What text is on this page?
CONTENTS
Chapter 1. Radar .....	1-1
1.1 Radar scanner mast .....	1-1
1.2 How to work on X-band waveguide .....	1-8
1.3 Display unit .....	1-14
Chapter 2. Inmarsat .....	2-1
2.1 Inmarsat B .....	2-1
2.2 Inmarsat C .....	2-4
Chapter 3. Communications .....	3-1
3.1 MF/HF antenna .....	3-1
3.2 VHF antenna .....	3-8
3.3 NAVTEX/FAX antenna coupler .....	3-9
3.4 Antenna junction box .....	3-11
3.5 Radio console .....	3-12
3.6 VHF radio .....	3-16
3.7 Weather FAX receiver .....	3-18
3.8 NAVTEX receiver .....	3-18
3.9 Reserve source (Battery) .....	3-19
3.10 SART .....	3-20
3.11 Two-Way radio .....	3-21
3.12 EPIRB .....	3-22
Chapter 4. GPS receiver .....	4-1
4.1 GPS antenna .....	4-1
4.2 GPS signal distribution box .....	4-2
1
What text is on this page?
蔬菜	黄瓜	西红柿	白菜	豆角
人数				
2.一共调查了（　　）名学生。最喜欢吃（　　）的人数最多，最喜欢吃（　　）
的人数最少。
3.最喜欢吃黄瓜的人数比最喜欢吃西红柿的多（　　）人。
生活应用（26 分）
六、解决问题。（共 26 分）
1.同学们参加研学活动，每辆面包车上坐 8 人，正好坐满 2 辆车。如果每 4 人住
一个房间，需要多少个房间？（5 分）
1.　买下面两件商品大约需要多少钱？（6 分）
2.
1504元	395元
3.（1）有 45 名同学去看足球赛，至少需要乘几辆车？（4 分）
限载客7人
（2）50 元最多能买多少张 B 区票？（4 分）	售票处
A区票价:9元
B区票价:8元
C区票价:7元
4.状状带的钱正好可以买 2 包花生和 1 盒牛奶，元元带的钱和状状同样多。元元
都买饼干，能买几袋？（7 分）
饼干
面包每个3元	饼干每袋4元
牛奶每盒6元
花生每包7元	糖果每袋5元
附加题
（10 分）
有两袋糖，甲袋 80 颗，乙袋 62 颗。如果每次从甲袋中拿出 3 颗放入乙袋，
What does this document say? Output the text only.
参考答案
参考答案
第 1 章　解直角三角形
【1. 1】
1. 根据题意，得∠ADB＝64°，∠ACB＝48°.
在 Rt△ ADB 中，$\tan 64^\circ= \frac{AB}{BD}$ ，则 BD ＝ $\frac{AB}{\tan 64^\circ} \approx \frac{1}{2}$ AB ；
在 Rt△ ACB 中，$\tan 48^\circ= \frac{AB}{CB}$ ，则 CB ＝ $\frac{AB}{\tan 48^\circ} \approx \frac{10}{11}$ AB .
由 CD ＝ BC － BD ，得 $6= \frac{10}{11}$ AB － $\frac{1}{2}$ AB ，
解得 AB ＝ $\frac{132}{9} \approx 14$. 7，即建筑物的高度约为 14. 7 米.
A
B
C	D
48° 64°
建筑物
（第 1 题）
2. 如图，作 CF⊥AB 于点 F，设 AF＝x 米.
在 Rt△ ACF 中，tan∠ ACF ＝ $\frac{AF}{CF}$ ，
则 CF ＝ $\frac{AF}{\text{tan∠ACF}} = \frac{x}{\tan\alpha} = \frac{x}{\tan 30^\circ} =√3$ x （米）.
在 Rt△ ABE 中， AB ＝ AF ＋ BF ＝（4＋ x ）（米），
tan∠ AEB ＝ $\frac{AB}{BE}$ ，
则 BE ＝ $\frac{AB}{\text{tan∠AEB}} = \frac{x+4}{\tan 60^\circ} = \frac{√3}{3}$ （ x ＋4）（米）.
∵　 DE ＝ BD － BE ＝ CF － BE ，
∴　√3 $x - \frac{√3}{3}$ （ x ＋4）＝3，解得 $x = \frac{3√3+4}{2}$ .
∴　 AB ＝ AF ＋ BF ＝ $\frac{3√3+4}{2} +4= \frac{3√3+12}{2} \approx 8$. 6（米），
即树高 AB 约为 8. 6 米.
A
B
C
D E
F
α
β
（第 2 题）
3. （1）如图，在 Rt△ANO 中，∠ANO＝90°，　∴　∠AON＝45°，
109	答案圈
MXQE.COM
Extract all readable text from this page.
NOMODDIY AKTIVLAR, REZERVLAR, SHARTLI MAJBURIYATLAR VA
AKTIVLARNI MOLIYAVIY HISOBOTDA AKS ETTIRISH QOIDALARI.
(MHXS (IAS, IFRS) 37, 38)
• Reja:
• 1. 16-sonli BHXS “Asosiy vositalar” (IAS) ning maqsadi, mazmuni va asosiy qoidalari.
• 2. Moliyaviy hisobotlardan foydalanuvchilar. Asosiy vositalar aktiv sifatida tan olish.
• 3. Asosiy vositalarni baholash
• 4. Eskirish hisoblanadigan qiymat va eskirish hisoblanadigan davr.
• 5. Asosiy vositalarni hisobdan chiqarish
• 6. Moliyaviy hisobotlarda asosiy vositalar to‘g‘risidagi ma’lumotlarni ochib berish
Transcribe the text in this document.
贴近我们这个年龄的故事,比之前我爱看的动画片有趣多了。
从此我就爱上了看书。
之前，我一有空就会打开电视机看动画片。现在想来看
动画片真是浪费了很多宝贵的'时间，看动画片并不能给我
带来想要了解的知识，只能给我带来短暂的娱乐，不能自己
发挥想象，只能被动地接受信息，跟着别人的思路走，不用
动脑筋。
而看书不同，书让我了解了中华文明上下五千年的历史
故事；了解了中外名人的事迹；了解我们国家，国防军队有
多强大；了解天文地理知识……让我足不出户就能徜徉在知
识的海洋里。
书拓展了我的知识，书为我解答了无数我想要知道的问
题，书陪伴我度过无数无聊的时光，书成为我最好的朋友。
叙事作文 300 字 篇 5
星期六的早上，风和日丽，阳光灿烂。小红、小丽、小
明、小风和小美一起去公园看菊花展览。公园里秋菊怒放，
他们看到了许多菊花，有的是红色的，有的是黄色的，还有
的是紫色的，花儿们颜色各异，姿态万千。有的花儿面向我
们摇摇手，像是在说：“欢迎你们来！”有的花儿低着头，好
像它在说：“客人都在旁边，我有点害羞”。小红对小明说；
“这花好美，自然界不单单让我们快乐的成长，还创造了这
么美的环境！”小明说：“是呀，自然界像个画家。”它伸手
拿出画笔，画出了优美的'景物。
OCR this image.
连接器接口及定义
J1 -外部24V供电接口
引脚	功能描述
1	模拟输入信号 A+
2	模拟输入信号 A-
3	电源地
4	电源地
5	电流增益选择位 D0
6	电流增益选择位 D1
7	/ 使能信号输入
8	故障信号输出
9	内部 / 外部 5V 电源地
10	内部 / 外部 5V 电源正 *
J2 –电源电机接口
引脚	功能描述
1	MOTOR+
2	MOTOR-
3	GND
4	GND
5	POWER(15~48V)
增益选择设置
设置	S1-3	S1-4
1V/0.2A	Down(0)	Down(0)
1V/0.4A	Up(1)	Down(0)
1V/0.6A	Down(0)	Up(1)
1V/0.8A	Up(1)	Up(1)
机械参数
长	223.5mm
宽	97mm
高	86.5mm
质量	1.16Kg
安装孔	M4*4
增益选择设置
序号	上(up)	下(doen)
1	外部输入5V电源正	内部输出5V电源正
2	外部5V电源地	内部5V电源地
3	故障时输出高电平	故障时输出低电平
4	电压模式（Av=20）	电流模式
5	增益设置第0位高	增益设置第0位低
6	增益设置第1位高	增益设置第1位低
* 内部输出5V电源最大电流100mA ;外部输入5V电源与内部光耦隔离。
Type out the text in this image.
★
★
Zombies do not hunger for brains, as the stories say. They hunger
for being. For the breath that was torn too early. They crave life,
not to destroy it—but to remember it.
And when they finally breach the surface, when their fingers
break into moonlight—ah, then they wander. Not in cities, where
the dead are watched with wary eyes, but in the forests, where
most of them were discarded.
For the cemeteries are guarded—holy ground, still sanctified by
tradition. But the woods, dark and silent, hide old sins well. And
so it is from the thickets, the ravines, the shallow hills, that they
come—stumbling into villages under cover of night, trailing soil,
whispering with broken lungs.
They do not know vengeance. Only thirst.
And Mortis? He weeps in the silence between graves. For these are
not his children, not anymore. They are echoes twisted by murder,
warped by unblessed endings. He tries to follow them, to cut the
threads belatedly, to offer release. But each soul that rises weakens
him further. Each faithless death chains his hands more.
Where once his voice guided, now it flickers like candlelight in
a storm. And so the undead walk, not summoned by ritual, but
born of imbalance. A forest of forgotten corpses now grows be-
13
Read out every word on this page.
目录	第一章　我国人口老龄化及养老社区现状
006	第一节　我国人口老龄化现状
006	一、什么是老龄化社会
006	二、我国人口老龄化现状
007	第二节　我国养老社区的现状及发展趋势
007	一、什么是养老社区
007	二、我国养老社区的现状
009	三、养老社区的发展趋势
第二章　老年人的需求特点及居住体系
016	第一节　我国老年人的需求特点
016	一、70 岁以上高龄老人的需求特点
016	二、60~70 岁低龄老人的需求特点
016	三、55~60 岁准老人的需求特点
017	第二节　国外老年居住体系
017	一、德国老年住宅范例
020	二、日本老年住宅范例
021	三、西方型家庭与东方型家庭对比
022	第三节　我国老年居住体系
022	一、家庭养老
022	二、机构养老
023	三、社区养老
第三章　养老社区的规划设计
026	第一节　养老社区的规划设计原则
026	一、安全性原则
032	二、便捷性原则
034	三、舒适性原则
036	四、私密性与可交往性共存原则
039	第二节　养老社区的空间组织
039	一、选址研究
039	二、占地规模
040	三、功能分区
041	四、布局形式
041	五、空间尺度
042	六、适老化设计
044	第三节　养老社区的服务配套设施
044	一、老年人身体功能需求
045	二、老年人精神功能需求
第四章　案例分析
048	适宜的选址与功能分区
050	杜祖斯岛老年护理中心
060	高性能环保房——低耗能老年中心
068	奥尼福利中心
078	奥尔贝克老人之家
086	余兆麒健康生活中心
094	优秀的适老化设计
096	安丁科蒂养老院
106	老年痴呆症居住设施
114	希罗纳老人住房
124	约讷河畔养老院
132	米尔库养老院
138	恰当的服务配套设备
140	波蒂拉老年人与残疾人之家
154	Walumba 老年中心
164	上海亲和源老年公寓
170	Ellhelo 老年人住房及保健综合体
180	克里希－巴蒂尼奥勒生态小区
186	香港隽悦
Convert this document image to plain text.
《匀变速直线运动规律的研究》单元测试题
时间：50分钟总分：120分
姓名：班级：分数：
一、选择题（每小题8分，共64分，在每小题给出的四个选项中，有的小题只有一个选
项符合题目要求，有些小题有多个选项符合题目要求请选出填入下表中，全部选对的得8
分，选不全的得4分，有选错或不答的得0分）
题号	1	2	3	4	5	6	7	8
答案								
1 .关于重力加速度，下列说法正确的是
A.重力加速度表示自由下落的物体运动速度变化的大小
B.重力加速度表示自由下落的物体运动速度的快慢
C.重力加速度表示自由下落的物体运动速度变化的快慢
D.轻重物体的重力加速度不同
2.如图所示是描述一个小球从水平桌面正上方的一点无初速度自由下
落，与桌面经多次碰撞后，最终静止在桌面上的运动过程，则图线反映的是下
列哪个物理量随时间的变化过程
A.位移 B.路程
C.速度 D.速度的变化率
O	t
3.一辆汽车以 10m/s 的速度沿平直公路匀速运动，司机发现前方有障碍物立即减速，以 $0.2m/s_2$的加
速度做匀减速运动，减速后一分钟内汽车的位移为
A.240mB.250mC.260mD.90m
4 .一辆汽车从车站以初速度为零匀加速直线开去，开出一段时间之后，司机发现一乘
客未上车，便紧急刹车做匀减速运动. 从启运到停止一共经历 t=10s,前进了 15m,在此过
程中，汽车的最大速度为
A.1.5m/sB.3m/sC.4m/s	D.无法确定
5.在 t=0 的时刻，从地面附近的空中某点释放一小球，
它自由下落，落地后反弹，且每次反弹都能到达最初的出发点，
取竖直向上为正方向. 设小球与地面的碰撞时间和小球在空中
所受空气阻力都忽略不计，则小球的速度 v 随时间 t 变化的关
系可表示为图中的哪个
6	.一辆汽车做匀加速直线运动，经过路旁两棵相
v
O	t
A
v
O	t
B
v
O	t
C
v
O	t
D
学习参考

• [GIVEN EXERCISE] Include both ends. Return the line holding "Convert this document image to plain text." and all lines after it in the records above, exactly as written.

• [ANSWER FOR THIS EXERCISE]
Convert this document image to plain text.
《匀变速直线运动规律的研究》单元测试题
时间：50分钟总分：120分
姓名：班级：分数：
一、选择题（每小题8分，共64分，在每小题给出的四个选项中，有的小题只有一个选
项符合题目要求，有些小题有多个选项符合题目要求请选出填入下表中，全部选对的得8
分，选不全的得4分，有选错或不答的得0分）
题号	1	2	3	4	5	6	7	8
答案								
1 .关于重力加速度，下列说法正确的是
A.重力加速度表示自由下落的物体运动速度变化的大小
B.重力加速度表示自由下落的物体运动速度的快慢
C.重力加速度表示自由下落的物体运动速度变化的快慢
D.轻重物体的重力加速度不同
2.如图所示是描述一个小球从水平桌面正上方的一点无初速度自由下
落，与桌面经多次碰撞后，最终静止在桌面上的运动过程，则图线反映的是下
列哪个物理量随时间的变化过程
A.位移 B.路程
C.速度 D.速度的变化率
O	t
3.一辆汽车以 10m/s 的速度沿平直公路匀速运动，司机发现前方有障碍物立即减速，以 $0.2m/s_2$的加
速度做匀减速运动，减速后一分钟内汽车的位移为
A.240mB.250mC.260mD.90m
4 .一辆汽车从车站以初速度为零匀加速直线开去，开出一段时间之后，司机发现一乘
客未上车，便紧急刹车做匀减速运动. 从启运到停止一共经历 t=10s,前进了 15m,在此过
程中，汽车的最大速度为
A.1.5m/sB.3m/sC.4m/s	D.无法确定
5.在 t=0 的时刻，从地面附近的空中某点释放一小球，
它自由下落，落地后反弹，且每次反弹都能到达最初的出发点，
取竖直向上为正方向. 设小球与地面的碰撞时间和小球在空中
所受空气阻力都忽略不计，则小球的速度 v 随时间 t 变化的关
系可表示为图中的哪个
6	.一辆汽车做匀加速直线运动，经过路旁两棵相
v
O	t
A
v
O	t
B
v
O	t
C
v
O	t
D
学习参考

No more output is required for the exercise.